Find the lines that hold the word "this" and return them.

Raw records

┌──

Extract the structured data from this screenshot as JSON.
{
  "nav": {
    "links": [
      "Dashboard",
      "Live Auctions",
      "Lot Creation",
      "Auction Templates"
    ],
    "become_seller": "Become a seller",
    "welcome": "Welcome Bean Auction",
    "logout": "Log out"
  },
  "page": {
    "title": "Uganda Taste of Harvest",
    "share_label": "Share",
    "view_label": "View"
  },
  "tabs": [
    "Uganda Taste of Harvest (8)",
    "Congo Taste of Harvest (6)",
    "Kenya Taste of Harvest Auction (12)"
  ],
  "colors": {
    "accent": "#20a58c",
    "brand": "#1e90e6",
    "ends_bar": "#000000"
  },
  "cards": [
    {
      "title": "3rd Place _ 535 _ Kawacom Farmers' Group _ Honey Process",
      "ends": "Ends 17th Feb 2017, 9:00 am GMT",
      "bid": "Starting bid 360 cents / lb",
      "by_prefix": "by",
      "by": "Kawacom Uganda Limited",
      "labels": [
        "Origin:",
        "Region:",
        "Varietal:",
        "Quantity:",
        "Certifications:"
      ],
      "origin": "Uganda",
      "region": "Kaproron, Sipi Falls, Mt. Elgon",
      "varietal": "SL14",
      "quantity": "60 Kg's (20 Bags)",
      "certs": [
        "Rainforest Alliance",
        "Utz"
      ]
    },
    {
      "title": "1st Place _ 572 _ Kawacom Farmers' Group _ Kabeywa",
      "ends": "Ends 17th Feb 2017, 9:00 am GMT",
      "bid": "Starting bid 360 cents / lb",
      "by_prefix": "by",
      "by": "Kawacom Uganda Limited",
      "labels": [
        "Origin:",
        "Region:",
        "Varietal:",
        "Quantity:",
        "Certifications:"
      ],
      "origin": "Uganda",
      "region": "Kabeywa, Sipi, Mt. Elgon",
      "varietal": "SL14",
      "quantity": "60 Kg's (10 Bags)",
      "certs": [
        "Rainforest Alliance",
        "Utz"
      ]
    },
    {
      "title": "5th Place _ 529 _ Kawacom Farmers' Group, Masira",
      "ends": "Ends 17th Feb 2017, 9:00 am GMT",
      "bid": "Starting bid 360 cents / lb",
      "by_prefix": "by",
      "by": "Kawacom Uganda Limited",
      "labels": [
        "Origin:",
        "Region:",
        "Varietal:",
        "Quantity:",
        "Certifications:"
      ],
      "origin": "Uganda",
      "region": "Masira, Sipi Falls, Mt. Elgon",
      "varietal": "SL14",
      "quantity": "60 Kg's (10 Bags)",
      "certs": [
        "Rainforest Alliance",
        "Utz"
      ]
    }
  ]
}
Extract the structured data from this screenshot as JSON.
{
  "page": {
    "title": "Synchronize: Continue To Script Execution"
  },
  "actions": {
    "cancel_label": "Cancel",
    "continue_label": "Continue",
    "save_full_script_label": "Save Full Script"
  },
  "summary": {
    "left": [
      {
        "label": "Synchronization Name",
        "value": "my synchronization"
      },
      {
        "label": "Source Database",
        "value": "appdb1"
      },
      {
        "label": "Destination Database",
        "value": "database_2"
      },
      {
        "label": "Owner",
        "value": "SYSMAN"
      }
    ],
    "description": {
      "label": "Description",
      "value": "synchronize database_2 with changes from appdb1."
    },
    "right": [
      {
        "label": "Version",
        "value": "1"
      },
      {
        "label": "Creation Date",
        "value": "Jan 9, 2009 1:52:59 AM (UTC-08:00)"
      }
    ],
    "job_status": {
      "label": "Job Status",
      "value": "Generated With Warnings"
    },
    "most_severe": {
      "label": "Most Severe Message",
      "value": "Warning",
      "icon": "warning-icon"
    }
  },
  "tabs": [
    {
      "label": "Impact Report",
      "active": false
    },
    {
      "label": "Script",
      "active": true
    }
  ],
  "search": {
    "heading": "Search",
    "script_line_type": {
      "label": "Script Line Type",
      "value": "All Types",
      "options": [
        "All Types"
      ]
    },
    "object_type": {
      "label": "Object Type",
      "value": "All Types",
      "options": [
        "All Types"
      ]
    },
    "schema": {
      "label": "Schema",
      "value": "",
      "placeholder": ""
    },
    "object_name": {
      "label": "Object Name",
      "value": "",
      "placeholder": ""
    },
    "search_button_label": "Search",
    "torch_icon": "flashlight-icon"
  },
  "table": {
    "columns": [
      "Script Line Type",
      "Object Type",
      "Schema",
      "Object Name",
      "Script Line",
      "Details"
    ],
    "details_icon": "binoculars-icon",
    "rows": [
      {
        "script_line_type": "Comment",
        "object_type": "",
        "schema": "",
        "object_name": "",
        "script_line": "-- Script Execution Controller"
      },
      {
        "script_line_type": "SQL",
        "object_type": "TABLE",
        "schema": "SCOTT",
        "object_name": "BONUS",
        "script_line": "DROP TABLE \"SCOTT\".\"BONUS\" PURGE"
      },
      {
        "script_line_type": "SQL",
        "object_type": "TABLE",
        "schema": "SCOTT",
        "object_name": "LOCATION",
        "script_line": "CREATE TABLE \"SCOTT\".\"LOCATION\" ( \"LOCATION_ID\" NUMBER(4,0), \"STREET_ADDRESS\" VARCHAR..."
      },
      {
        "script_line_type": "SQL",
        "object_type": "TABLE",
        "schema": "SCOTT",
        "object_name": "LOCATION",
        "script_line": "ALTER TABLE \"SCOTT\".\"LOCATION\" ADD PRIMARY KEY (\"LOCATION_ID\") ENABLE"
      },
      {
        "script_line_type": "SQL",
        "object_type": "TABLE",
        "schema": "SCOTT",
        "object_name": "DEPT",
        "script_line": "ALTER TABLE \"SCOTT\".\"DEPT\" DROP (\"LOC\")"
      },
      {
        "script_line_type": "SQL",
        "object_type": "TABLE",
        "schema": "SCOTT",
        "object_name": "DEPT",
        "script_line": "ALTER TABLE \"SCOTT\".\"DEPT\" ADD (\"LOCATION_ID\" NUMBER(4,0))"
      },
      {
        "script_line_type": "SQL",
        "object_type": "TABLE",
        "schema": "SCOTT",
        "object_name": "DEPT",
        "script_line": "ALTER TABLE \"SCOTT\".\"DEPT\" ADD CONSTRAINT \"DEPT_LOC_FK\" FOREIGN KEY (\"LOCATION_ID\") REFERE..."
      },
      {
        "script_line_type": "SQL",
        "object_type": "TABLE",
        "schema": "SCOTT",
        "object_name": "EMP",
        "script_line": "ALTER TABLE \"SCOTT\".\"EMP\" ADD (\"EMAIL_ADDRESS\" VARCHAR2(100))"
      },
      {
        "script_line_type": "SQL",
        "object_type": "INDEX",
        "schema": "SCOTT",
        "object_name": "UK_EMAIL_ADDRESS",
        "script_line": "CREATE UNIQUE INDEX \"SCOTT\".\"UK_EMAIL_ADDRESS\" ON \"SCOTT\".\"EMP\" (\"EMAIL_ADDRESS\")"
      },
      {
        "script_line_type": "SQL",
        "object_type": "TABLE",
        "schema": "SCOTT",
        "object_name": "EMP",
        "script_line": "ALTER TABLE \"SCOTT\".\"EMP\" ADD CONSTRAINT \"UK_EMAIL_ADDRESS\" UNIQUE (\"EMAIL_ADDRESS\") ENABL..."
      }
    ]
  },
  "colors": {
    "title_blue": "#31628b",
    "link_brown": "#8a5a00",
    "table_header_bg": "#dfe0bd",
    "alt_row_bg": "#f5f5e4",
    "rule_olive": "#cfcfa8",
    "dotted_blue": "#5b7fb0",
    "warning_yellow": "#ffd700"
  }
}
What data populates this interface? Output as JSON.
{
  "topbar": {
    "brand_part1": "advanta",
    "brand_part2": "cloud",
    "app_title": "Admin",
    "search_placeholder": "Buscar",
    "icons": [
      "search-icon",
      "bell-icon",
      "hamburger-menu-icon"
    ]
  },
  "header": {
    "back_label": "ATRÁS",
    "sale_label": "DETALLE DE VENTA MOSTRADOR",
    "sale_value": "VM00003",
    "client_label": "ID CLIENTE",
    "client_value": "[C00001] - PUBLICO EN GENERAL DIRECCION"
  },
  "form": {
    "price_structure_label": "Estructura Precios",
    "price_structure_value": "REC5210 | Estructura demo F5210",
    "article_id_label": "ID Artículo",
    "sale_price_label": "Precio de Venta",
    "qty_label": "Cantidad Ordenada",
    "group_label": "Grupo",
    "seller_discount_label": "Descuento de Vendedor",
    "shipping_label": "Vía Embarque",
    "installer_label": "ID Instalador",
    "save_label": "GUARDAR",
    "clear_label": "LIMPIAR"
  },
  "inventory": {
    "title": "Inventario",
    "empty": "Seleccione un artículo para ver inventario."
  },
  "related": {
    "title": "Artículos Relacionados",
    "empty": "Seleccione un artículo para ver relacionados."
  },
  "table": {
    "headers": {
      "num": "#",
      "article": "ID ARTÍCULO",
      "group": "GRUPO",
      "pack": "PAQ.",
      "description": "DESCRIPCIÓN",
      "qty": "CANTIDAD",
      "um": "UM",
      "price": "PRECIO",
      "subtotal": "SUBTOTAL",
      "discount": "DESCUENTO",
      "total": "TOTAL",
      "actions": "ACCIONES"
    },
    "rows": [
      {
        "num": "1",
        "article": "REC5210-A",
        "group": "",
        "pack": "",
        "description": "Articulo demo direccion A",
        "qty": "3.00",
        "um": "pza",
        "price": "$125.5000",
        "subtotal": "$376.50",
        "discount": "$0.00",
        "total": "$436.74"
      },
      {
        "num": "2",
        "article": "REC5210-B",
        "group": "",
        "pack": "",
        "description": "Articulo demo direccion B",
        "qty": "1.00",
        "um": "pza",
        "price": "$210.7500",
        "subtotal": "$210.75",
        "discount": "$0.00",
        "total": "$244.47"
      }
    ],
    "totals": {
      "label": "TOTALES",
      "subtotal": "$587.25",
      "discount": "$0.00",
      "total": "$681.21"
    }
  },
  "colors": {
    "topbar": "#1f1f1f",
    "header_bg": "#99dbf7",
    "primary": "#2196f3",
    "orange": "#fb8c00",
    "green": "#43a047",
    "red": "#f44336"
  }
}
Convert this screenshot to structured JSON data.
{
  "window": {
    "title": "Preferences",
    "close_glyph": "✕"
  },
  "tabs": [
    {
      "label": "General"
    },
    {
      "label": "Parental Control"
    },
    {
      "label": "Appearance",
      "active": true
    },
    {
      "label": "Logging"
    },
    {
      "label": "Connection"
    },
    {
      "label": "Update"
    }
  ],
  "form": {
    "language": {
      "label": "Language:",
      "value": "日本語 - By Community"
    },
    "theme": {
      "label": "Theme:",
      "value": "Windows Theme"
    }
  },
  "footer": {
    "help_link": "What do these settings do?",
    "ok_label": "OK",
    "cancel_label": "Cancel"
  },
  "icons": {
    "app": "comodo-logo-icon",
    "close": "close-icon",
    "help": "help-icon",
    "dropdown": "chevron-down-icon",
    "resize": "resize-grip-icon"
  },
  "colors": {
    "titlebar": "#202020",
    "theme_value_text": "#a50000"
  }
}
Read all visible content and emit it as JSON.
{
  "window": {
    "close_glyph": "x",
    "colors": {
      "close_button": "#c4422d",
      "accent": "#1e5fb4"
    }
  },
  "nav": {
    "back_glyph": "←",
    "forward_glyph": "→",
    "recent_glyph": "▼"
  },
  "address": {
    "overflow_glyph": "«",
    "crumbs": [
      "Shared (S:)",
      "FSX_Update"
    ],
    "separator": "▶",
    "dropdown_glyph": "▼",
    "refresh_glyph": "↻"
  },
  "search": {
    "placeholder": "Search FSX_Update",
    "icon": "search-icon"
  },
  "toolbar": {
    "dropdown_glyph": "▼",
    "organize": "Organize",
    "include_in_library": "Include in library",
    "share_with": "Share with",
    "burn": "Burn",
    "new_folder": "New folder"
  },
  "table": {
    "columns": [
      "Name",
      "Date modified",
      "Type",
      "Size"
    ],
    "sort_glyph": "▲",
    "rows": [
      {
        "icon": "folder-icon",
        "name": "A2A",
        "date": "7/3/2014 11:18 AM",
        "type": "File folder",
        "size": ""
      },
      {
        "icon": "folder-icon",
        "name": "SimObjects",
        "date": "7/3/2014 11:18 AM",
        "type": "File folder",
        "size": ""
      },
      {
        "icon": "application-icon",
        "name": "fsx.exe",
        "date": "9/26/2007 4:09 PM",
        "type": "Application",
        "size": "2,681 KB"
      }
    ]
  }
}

└──

* _SOLUTION_
Extract the structured data from this screenshot as JSON.
Extract the structured data from this screenshot as JSON.
What data populates this interface? Output as JSON.
Convert this screenshot to structured JSON data.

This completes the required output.